### Stated task
Your task is to give the data again, exactly, with every line intact.

═══ Raw data

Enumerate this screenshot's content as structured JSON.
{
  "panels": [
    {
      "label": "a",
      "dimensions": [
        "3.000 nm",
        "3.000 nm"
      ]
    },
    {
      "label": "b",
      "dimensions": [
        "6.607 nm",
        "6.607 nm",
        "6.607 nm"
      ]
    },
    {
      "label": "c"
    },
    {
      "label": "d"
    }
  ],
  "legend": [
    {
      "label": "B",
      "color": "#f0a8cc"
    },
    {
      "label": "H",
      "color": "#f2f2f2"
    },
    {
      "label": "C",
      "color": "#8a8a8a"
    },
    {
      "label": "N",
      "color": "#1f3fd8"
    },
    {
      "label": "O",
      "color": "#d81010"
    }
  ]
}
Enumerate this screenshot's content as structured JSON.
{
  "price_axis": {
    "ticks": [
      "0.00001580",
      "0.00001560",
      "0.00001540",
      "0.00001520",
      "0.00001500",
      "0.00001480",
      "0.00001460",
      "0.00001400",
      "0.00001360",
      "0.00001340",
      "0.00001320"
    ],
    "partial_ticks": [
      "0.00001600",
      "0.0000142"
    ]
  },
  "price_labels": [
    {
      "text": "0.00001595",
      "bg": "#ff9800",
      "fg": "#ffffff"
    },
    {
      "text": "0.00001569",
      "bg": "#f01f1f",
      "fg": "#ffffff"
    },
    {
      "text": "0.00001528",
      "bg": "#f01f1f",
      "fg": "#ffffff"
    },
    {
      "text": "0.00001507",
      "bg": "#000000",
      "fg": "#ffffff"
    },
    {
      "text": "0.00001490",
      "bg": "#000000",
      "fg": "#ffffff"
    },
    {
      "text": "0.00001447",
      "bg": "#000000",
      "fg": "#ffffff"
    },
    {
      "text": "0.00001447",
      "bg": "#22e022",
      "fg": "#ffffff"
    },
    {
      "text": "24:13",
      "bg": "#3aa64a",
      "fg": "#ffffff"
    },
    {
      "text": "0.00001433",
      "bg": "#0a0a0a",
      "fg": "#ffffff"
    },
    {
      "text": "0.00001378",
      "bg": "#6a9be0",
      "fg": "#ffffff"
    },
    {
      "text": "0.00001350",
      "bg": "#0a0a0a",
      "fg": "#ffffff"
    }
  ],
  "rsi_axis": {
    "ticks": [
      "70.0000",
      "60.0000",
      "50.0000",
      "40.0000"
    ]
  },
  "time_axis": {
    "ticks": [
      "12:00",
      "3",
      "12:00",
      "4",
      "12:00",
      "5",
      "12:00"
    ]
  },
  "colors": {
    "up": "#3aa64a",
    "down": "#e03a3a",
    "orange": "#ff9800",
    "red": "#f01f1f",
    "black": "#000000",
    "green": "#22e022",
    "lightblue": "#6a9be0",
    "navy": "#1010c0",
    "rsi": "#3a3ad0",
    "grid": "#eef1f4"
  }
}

══════

### Result below
Enumerate this screenshot's content as structured JSON.
{
  "panels": [
    {
      "label": "a",
      "dimensions": [
        "3.000 nm",
        "3.000 nm"
      ]
    },
    {
      "label": "b",
      "dimensions": [
        "6.607 nm",
        "6.607 nm",
        "6.607 nm"
      ]
    },
    {
      "label": "c"
    },
    {
      "label": "d"
    }
  ],
  "legend": [
    {
      "label": "B",
      "color": "#f0a8cc"
    },
    {
      "label": "H",
      "color": "#f2f2f2"
    },
    {
      "label": "C",
      "color": "#8a8a8a"
    },
    {
      "label": "N",
      "color": "#1f3fd8"
    },
    {
      "label": "O",
      "color": "#d81010"
    }
  ]
}
Enumerate this screenshot's content as structured JSON.
{
  "price_axis": {
    "ticks": [
      "0.00001580",
      "0.00001560",
      "0.00001540",
      "0.00001520",
      "0.00001500",
      "0.00001480",
      "0.00001460",
      "0.00001400",
      "0.00001360",
      "0.00001340",
      "0.00001320"
    ],
    "partial_ticks": [
      "0.00001600",
      "0.0000142"
    ]
  },
  "price_labels": [
    {
      "text": "0.00001595",
      "bg": "#ff9800",
      "fg": "#ffffff"
    },
    {
      "text": "0.00001569",
      "bg": "#f01f1f",
      "fg": "#ffffff"
    },
    {
      "text": "0.00001528",
      "bg": "#f01f1f",
      "fg": "#ffffff"
    },
    {
      "text": "0.00001507",
      "bg": "#000000",
      "fg": "#ffffff"
    },
    {
      "text": "0.00001490",
      "bg": "#000000",
      "fg": "#ffffff"
    },
    {
      "text": "0.00001447",
      "bg": "#000000",
      "fg": "#ffffff"
    },
    {
      "text": "0.00001447",
      "bg": "#22e022",
      "fg": "#ffffff"
    },
    {
      "text": "24:13",
      "bg": "#3aa64a",
      "fg": "#ffffff"
    },
    {
      "text": "0.00001433",
      "bg": "#0a0a0a",
      "fg": "#ffffff"
    },
    {
      "text": "0.00001378",
      "bg": "#6a9be0",
      "fg": "#ffffff"
    },
    {
      "text": "0.00001350",
      "bg": "#0a0a0a",
      "fg": "#ffffff"
    }
  ],
  "rsi_axis": {
    "ticks": [
      "70.0000",
      "60.0000",
      "50.0000",
      "40.0000"
    ]
  },
  "time_axis": {
    "ticks": [
      "12:00",
      "3",
      "12:00",
      "4",
      "12:00",
      "5",
      "12:00"
    ]
  },
  "colors": {
    "up": "#3aa64a",
    "down": "#e03a3a",
    "orange": "#ff9800",
    "red": "#f01f1f",
    "black": "#000000",
    "green": "#22e022",
    "lightblue": "#6a9be0",
    "navy": "#1010c0",
    "rsi": "#3a3ad0",
    "grid": "#eef1f4"
  }
}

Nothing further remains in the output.